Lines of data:
<<<<
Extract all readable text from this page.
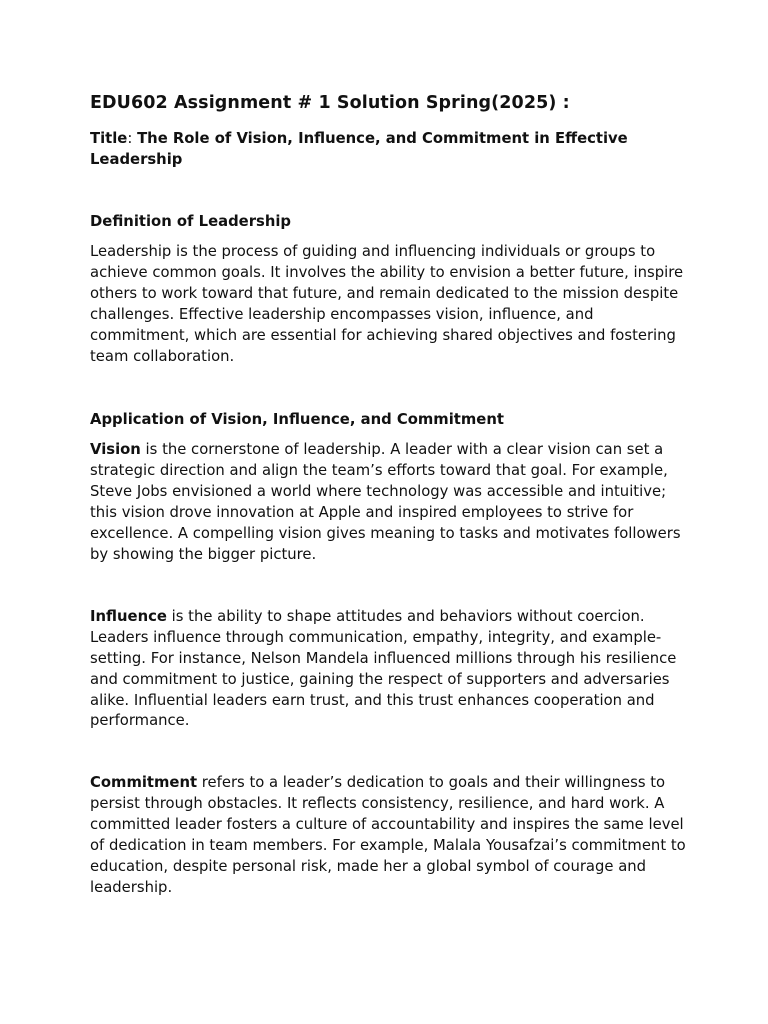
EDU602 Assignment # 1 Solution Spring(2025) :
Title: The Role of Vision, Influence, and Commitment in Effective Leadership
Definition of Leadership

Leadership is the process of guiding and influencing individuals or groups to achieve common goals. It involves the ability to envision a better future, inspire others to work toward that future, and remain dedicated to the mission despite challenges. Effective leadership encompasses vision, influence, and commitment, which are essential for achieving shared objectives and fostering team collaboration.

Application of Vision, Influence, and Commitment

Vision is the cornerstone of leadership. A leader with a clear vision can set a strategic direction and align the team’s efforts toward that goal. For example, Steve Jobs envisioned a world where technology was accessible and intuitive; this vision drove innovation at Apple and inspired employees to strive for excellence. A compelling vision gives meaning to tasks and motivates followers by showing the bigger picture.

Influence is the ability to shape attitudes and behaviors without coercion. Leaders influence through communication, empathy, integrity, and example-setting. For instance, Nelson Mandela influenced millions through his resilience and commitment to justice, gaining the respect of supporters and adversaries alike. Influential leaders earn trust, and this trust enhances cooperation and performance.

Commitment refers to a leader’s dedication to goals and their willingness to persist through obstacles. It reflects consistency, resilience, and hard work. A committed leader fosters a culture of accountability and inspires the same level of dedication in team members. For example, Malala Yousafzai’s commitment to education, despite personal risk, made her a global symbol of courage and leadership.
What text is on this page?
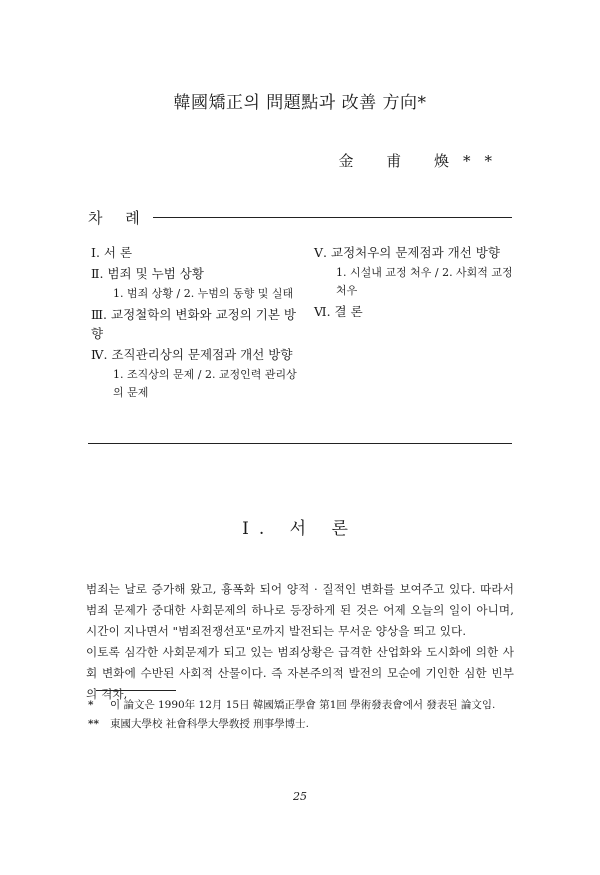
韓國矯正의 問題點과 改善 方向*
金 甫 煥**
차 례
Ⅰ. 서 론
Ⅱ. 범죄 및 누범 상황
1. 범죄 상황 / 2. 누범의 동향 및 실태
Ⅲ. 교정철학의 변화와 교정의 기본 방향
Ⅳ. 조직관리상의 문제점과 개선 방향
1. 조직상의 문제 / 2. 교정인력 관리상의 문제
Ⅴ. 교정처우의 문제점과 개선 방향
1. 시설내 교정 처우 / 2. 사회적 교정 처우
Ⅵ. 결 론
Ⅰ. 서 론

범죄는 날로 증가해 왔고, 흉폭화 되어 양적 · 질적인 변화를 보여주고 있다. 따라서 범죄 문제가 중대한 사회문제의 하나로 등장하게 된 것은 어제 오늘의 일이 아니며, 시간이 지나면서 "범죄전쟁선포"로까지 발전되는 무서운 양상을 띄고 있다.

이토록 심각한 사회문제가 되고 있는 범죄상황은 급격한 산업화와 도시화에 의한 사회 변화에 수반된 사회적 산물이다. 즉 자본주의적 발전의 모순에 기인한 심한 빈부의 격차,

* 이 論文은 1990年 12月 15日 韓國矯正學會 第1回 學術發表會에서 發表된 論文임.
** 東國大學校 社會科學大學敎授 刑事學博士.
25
>>>>
- Aim: Transcribe the records above exactly, leaving out every picture.

- Response:
Extract all readable text from this page.
EDU602 Assignment # 1 Solution Spring(2025) :
Title: The Role of Vision, Influence, and Commitment in Effective Leadership
Definition of Leadership

Leadership is the process of guiding and influencing individuals or groups to achieve common goals. It involves the ability to envision a better future, inspire others to work toward that future, and remain dedicated to the mission despite challenges. Effective leadership encompasses vision, influence, and commitment, which are essential for achieving shared objectives and fostering team collaboration.

Application of Vision, Influence, and Commitment

Vision is the cornerstone of leadership. A leader with a clear vision can set a strategic direction and align the team’s efforts toward that goal. For example, Steve Jobs envisioned a world where technology was accessible and intuitive; this vision drove innovation at Apple and inspired employees to strive for excellence. A compelling vision gives meaning to tasks and motivates followers by showing the bigger picture.

Influence is the ability to shape attitudes and behaviors without coercion. Leaders influence through communication, empathy, integrity, and example-setting. For instance, Nelson Mandela influenced millions through his resilience and commitment to justice, gaining the respect of supporters and adversaries alike. Influential leaders earn trust, and this trust enhances cooperation and performance.

Commitment refers to a leader’s dedication to goals and their willingness to persist through obstacles. It reflects consistency, resilience, and hard work. A committed leader fosters a culture of accountability and inspires the same level of dedication in team members. For example, Malala Yousafzai’s commitment to education, despite personal risk, made her a global symbol of courage and leadership.
What text is on this page?
韓國矯正의 問題點과 改善 方向*
金 甫 煥**
차 례
Ⅰ. 서 론
Ⅱ. 범죄 및 누범 상황
1. 범죄 상황 / 2. 누범의 동향 및 실태
Ⅲ. 교정철학의 변화와 교정의 기본 방향
Ⅳ. 조직관리상의 문제점과 개선 방향
1. 조직상의 문제 / 2. 교정인력 관리상의 문제
Ⅴ. 교정처우의 문제점과 개선 방향
1. 시설내 교정 처우 / 2. 사회적 교정 처우
Ⅵ. 결 론
Ⅰ. 서 론

범죄는 날로 증가해 왔고, 흉폭화 되어 양적 · 질적인 변화를 보여주고 있다. 따라서 범죄 문제가 중대한 사회문제의 하나로 등장하게 된 것은 어제 오늘의 일이 아니며, 시간이 지나면서 "범죄전쟁선포"로까지 발전되는 무서운 양상을 띄고 있다.

이토록 심각한 사회문제가 되고 있는 범죄상황은 급격한 산업화와 도시화에 의한 사회 변화에 수반된 사회적 산물이다. 즉 자본주의적 발전의 모순에 기인한 심한 빈부의 격차,

* 이 論文은 1990年 12月 15日 韓國矯正學會 第1回 學術發表會에서 發表된 論文임.
** 東國大學校 社會科學大學敎授 刑事學博士.
25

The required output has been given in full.